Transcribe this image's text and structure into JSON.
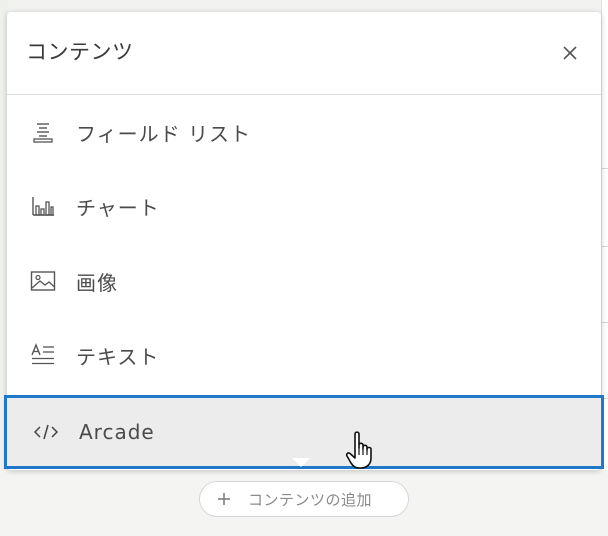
{
  "panel": {
    "title": "コンテンツ",
    "close_label": "×"
  },
  "menu": {
    "items": [
      {
        "label": "フィールド リスト",
        "icon": "field-list-icon"
      },
      {
        "label": "チャート",
        "icon": "bar-chart-icon"
      },
      {
        "label": "画像",
        "icon": "image-icon"
      },
      {
        "label": "テキスト",
        "icon": "text-icon"
      },
      {
        "label": "Arcade",
        "icon": "code-icon",
        "selected": true
      }
    ]
  },
  "add_button": {
    "label": "コンテンツの追加",
    "icon": "plus-icon"
  },
  "colors": {
    "accent": "#1f78c8",
    "selected_bg": "#ececec",
    "text": "#4b4b4b"
  }
}
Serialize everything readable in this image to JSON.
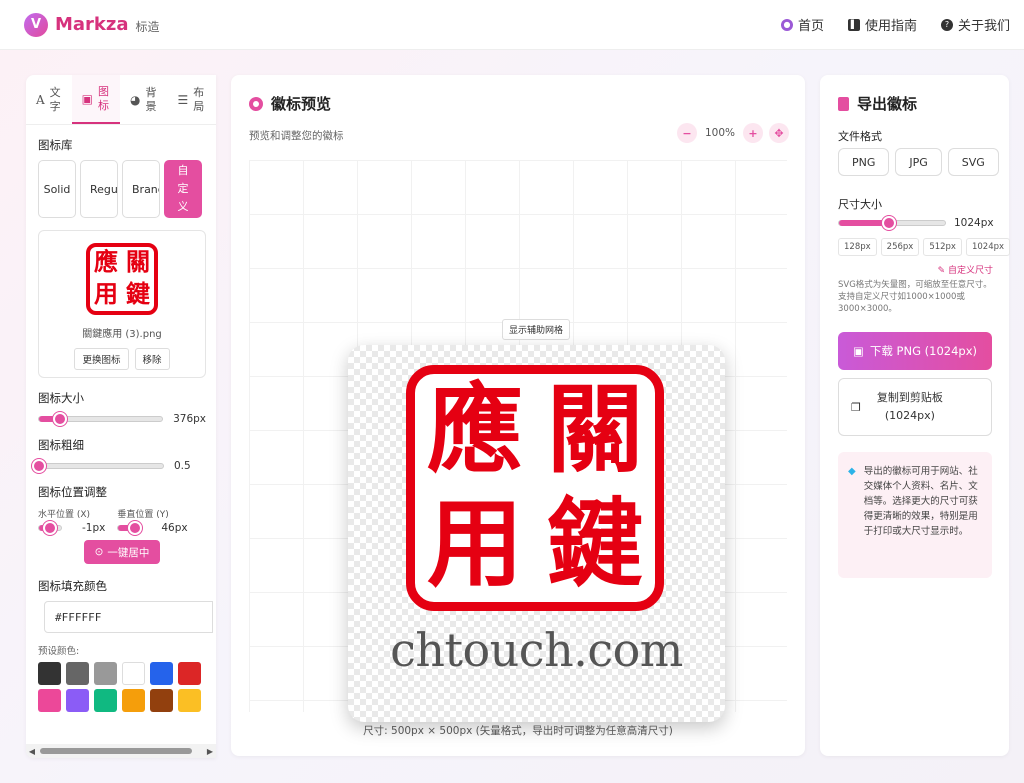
{
  "header": {
    "brand_name": "Markza",
    "brand_sub": "标造",
    "brand_logo": "V",
    "nav": [
      {
        "label": "首页",
        "icon": "home-icon",
        "color": "#9b59d6"
      },
      {
        "label": "使用指南",
        "icon": "book-icon",
        "color": "#333333"
      },
      {
        "label": "关于我们",
        "icon": "question-icon",
        "color": "#333333"
      }
    ]
  },
  "left": {
    "tabs": [
      {
        "label": "文字",
        "icon": "A",
        "active": false
      },
      {
        "label": "图标",
        "icon": "🖼",
        "active": true
      },
      {
        "label": "背景",
        "icon": "🎨",
        "active": false
      },
      {
        "label": "布局",
        "icon": "≡",
        "active": false
      }
    ],
    "library_title": "图标库",
    "library_buttons": [
      "Solid",
      "Regular",
      "Brands",
      "自定义"
    ],
    "custom_icon": {
      "chars": [
        "應",
        "關",
        "用",
        "鍵"
      ],
      "filename": "關鍵應用 (3).png",
      "replace_label": "更换图标",
      "remove_label": "移除"
    },
    "size": {
      "label": "图标大小",
      "value": "376px",
      "fraction": 0.17
    },
    "weight": {
      "label": "图标粗细",
      "value": "0.5",
      "fraction": 0.0
    },
    "position": {
      "title": "图标位置调整",
      "h_label": "水平位置 (X)",
      "h_value": "-1px",
      "v_label": "垂直位置 (Y)",
      "v_value": "46px",
      "center_label": "一键居中"
    },
    "fill": {
      "title": "图标填充颜色",
      "value": "#FFFFFF"
    },
    "preset_label": "预设颜色:",
    "preset_colors": [
      "#333333",
      "#666666",
      "#999999",
      "#ffffff",
      "#2563eb",
      "#dc2626",
      "#ec4899",
      "#8b5cf6",
      "#10b981",
      "#f59e0b",
      "#92400e",
      "#fbbf24"
    ]
  },
  "center": {
    "title": "徽标预览",
    "subtitle": "预览和调整您的徽标",
    "zoom": "100%",
    "grid_button": "显示辅助网格",
    "seal_chars": [
      "應",
      "關",
      "用",
      "鍵"
    ],
    "caption": "chtouch.com",
    "size_note": "尺寸: 500px × 500px (矢量格式，导出时可调整为任意高清尺寸)"
  },
  "right": {
    "title": "导出徽标",
    "format_label": "文件格式",
    "formats": [
      {
        "label": "PNG",
        "active": true
      },
      {
        "label": "JPG",
        "active": false
      },
      {
        "label": "SVG",
        "active": false
      }
    ],
    "size_label": "尺寸大小",
    "size_value": "1024px",
    "size_fraction": 0.47,
    "presets": [
      {
        "label": "128px",
        "active": false
      },
      {
        "label": "256px",
        "active": false
      },
      {
        "label": "512px",
        "active": false
      },
      {
        "label": "1024px",
        "active": true
      }
    ],
    "custom_size": "自定义尺寸",
    "svg_note": "SVG格式为矢量图，可缩放至任意尺寸。支持自定义尺寸如1000×1000或3000×3000。",
    "download_label": "下载 PNG (1024px)",
    "copy_label_1": "复制到剪贴板",
    "copy_label_2": "(1024px)",
    "info": "导出的徽标可用于网站、社交媒体个人资料、名片、文档等。选择更大的尺寸可获得更清晰的效果，特别是用于打印或大尺寸显示时。"
  }
}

● Given request
Across the records, count the lines holding the string "this". Give the number and stop.

● Output of the exercise
2